Supplied text:
· · · · · · ·

His exploits helped lead to the craze for artificial rock-climbing, now popular everywhere from sports clubs to luxury ocean liners, although he himself rarely used pre-placed bolts. If he ever needed bolts, he carried one or two with him. Calling himself a “minimalist climber,” he relied on strong fingers and toes, his core muscles, super-flexible legs and fine balance to overcome rock faces most of us see only in our nightmares. Hanging by the fingertips from a horizontal overhang, most of us would see but one option – to pray and let go. Edlinger, however, could swing his feet above his torso and find a grip with his toes or even heels. “It’s a form of yoga,” he liked to say.

Edlinger was a French national hero in the 1980s and ’90s, soon to become a worldwide phenomenon through TV films and documentaries about his exploits in what the French call l’escalade libre, or free rock-climbing. When his wife announced on 16 November that he had been found dead at home earlier that day, the news spread like wildfire on climbing websites and led to tributes in major French newspaper the following day, sending the international rock-climbing fraternity into mourning. Friends said he had in recent years suffered from an alcohol problem although it was not clear whether this contributed to his domestic fall.

· · · · · · ·

(Collection entries)
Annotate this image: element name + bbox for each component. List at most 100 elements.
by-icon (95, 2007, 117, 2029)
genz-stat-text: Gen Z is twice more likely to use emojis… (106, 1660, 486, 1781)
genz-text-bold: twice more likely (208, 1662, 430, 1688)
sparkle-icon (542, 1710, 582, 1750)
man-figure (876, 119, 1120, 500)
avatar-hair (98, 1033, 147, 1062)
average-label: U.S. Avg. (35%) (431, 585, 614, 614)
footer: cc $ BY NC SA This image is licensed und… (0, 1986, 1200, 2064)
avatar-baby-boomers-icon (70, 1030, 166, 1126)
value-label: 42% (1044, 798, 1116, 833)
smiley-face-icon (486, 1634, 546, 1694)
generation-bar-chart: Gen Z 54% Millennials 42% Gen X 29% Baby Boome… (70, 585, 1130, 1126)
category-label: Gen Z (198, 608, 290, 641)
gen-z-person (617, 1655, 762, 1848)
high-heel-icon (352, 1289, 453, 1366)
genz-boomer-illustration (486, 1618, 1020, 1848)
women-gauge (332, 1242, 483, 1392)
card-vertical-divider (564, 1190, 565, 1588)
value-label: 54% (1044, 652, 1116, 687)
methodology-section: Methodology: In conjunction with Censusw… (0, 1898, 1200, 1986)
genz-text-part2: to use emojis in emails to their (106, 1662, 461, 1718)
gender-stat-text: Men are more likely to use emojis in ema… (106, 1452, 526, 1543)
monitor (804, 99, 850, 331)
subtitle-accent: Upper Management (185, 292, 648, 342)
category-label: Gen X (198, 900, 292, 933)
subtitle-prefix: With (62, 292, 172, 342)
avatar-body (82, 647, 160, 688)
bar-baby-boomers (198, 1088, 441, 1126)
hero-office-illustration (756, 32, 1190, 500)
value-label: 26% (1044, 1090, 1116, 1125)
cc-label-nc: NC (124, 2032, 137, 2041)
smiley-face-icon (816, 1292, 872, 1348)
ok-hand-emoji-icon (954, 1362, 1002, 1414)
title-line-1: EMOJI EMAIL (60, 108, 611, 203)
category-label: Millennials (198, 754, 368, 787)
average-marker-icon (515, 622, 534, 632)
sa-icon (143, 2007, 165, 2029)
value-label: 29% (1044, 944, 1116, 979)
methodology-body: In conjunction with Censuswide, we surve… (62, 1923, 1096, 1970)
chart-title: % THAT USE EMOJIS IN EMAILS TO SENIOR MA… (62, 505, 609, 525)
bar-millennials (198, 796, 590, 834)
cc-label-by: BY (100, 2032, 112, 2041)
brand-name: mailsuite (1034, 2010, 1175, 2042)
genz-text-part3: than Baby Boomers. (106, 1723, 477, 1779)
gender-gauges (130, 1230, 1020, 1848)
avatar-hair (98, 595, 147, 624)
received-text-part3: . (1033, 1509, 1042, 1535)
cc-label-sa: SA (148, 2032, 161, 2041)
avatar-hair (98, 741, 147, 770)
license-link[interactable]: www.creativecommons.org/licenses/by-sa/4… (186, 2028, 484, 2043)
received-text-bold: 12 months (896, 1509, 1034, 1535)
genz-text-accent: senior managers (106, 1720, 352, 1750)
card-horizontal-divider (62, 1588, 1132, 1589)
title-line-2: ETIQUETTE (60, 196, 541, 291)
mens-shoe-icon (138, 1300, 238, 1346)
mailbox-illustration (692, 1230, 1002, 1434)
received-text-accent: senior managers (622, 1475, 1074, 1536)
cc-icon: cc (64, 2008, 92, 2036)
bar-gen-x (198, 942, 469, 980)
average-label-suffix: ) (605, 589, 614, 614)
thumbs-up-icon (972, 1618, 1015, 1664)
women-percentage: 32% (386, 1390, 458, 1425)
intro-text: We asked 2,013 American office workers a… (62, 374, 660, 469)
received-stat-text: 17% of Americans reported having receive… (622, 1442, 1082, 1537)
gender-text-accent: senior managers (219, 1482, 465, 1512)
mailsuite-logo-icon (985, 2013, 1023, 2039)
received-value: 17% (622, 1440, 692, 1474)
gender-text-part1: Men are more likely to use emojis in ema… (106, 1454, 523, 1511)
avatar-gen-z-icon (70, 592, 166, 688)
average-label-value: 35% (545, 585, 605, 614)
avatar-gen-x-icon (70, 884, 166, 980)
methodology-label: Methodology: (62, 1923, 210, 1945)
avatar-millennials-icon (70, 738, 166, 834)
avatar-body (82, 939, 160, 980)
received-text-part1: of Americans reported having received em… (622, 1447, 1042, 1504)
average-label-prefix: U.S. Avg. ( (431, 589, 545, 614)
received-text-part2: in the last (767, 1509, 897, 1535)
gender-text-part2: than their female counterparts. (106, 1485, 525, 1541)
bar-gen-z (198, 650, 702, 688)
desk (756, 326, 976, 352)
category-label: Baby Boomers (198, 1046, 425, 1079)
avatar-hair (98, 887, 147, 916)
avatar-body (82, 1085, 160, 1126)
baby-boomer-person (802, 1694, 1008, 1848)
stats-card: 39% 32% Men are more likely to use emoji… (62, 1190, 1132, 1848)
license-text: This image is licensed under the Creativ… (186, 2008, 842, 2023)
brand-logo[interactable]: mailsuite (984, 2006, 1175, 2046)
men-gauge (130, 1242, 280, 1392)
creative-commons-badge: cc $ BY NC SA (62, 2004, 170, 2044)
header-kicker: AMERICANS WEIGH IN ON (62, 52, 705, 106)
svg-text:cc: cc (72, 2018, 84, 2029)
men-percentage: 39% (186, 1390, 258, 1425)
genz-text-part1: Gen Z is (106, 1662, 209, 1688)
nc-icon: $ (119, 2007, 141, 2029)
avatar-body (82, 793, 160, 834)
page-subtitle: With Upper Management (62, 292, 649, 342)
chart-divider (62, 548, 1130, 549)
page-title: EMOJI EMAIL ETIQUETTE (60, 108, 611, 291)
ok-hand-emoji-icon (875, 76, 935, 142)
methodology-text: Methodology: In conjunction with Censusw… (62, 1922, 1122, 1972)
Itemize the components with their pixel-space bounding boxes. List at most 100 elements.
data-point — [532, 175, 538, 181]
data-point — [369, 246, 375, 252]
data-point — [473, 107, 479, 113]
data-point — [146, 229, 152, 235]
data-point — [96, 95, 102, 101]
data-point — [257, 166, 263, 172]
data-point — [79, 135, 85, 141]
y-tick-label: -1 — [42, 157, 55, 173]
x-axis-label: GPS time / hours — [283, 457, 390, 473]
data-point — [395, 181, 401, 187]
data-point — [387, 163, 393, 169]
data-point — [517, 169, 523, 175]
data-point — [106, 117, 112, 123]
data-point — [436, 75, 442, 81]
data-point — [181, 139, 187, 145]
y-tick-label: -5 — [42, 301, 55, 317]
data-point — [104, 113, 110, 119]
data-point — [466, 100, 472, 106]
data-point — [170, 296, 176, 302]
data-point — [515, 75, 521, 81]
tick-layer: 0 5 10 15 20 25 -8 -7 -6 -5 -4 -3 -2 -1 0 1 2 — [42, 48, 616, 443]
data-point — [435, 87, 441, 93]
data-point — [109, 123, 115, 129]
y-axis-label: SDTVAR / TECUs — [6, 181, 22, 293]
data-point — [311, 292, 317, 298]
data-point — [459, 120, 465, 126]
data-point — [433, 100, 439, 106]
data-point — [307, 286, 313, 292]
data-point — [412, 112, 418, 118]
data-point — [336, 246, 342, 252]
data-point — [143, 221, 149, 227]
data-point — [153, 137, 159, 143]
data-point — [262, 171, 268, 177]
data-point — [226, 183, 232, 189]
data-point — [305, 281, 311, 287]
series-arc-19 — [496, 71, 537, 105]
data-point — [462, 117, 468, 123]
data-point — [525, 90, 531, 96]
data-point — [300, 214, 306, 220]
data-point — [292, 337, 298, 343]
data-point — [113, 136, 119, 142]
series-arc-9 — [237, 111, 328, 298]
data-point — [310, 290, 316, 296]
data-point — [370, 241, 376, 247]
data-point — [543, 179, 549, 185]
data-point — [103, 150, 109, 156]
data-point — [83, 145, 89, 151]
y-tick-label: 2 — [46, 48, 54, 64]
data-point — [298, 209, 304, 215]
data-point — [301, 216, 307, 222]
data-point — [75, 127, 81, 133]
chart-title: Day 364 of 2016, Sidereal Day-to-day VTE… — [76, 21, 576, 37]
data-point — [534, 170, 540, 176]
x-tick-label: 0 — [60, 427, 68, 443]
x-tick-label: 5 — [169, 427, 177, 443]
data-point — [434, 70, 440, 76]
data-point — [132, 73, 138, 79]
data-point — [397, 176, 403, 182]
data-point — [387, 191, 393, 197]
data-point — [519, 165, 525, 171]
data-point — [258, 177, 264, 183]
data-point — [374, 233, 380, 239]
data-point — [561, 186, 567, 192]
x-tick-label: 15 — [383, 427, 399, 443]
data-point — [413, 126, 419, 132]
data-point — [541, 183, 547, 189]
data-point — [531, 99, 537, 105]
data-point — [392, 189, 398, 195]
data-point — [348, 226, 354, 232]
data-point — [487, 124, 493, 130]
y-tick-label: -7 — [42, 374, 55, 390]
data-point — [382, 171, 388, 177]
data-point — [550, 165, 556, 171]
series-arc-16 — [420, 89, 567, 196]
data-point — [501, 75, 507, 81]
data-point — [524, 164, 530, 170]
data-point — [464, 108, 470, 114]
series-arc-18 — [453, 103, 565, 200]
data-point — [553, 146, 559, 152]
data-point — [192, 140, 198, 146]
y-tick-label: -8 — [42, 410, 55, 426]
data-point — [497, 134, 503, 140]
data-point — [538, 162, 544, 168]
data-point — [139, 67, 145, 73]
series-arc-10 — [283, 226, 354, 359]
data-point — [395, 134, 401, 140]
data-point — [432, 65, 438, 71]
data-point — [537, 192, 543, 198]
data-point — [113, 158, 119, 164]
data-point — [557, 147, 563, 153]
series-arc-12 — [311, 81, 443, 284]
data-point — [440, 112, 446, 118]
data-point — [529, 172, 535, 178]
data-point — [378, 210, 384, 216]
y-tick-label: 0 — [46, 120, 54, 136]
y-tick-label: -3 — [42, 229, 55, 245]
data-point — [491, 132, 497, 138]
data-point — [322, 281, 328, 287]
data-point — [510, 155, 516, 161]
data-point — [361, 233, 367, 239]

· · · · · · ·

Exercise details: In the Edlinger passage, what did Edlinger call himself? Rely only on the Edlinger passage when answering.

Result of this exercise: He called himself a "minimalist climber."